Report every line below that holds the word "Comm".

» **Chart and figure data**
┌────────

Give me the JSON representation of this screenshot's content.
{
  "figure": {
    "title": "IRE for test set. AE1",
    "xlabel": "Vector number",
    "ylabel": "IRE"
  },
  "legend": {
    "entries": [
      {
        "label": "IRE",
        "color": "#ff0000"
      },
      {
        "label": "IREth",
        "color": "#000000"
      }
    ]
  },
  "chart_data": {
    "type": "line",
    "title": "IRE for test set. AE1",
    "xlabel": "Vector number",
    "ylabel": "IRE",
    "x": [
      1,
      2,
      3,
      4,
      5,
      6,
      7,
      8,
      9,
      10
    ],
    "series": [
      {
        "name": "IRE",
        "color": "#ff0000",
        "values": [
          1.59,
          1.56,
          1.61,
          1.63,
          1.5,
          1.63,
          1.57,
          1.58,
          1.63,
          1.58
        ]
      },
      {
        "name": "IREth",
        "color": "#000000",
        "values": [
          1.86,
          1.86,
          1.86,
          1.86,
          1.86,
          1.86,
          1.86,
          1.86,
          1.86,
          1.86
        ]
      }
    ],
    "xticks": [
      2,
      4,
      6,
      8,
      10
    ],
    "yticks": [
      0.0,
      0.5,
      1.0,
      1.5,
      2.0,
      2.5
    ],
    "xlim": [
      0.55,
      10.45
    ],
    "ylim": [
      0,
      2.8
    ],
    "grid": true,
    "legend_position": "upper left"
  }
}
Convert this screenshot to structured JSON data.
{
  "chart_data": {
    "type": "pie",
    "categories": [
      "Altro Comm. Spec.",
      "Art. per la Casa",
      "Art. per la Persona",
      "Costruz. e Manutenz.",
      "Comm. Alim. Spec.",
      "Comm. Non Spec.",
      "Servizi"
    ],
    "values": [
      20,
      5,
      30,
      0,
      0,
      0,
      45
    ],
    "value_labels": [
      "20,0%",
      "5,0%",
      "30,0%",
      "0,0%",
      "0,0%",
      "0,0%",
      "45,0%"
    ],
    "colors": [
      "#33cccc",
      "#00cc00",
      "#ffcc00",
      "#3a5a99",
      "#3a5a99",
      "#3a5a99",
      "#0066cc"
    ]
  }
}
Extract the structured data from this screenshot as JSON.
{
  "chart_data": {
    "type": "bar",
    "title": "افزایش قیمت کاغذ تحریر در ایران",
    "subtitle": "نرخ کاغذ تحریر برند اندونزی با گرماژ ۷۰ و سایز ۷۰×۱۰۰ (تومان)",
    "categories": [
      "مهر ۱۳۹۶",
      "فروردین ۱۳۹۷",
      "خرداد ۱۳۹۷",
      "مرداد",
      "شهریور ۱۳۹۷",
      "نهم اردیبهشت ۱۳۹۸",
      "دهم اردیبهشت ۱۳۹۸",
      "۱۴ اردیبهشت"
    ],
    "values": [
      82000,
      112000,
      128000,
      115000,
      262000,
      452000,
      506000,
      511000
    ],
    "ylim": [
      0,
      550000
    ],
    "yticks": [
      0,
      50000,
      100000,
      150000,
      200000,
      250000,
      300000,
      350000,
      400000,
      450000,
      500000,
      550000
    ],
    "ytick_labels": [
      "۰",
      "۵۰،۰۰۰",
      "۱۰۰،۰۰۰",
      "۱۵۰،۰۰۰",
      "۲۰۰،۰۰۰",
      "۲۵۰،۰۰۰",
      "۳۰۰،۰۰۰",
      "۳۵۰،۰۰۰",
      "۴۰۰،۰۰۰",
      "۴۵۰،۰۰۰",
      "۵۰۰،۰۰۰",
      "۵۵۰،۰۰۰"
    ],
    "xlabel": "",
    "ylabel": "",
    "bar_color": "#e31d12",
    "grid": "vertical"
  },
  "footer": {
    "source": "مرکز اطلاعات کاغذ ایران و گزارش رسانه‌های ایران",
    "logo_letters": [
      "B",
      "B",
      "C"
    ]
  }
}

└────────

» **ANSWER TO THE EXERCISE**
      "Altro Comm. Spec.",
      "Comm. Alim. Spec.",
      "Comm. Non Spec.",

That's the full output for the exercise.